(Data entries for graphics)
--------
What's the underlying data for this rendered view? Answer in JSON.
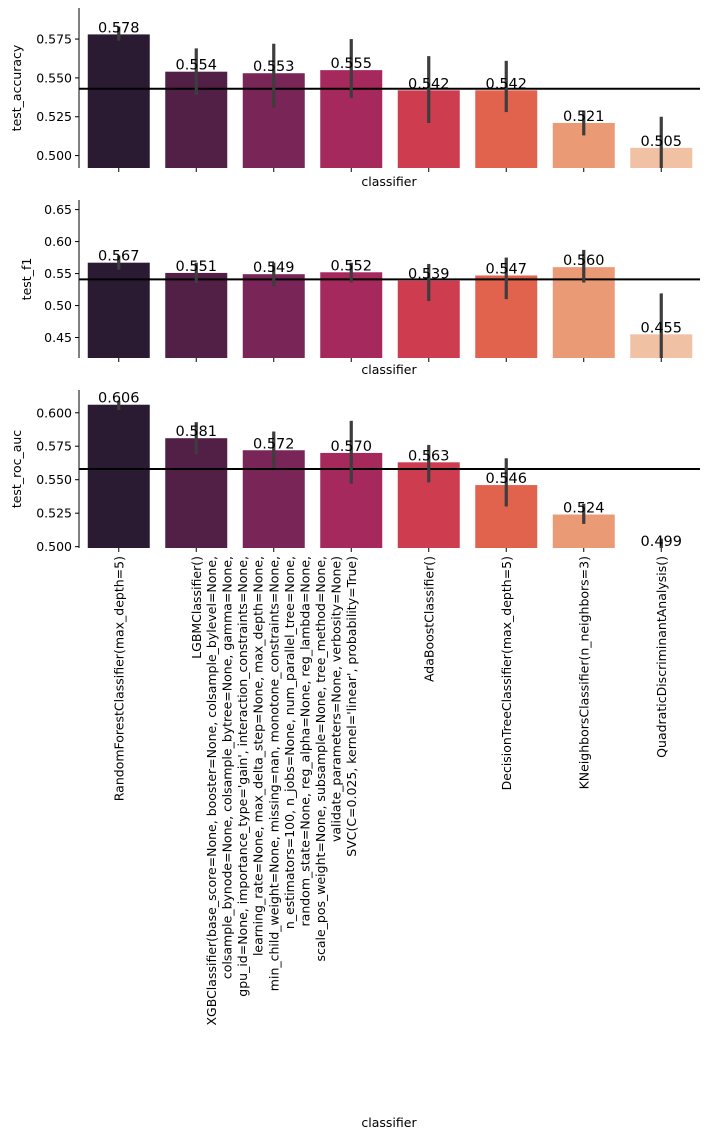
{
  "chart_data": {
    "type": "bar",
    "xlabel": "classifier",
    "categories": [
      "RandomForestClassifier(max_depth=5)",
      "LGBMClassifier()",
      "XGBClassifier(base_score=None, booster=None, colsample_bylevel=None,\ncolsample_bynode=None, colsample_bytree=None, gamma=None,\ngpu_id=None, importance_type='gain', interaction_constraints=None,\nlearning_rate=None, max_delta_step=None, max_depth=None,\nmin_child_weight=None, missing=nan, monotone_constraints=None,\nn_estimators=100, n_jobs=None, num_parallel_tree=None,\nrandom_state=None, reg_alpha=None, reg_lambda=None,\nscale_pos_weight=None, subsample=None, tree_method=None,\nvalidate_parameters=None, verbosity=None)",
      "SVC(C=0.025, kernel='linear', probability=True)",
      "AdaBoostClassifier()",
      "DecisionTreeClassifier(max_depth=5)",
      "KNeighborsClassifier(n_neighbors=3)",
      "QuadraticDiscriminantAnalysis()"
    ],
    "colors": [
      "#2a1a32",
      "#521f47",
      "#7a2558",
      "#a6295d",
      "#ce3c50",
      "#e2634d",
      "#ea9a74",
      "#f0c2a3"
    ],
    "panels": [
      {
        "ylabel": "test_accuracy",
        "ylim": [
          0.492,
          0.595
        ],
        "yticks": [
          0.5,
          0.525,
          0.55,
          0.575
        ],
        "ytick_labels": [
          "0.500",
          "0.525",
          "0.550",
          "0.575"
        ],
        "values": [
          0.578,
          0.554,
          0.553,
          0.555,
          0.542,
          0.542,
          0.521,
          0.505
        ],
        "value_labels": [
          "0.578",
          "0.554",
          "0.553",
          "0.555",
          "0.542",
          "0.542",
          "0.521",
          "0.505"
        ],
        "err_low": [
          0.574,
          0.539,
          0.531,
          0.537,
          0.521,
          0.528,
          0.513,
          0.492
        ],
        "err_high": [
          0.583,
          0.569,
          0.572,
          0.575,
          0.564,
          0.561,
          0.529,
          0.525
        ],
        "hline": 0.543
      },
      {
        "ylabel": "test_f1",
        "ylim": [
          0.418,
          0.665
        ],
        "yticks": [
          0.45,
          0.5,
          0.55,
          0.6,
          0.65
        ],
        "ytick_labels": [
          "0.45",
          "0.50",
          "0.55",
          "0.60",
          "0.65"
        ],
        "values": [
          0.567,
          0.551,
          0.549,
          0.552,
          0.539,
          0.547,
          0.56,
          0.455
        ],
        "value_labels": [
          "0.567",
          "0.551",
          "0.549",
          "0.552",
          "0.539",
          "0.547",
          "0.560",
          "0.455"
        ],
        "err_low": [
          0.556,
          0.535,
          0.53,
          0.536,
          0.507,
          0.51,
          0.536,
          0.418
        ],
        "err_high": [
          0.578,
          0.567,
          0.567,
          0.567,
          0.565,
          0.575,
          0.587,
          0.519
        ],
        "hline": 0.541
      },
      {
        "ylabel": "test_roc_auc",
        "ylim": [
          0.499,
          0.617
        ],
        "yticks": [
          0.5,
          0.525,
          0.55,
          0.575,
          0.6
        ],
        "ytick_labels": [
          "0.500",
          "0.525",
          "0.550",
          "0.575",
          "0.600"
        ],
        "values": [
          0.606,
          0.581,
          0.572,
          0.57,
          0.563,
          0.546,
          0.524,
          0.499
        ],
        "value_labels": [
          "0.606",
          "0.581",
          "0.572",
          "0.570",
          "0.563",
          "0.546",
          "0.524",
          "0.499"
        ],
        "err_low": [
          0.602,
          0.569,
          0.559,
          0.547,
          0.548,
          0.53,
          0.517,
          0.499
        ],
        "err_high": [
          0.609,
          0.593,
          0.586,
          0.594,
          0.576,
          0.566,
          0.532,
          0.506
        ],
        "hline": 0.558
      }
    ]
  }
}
--------
■ YOUR GOAL ■
Count up every line above that has the word "ylabel" in it; answer with the number alone.

■ REPLY ■
3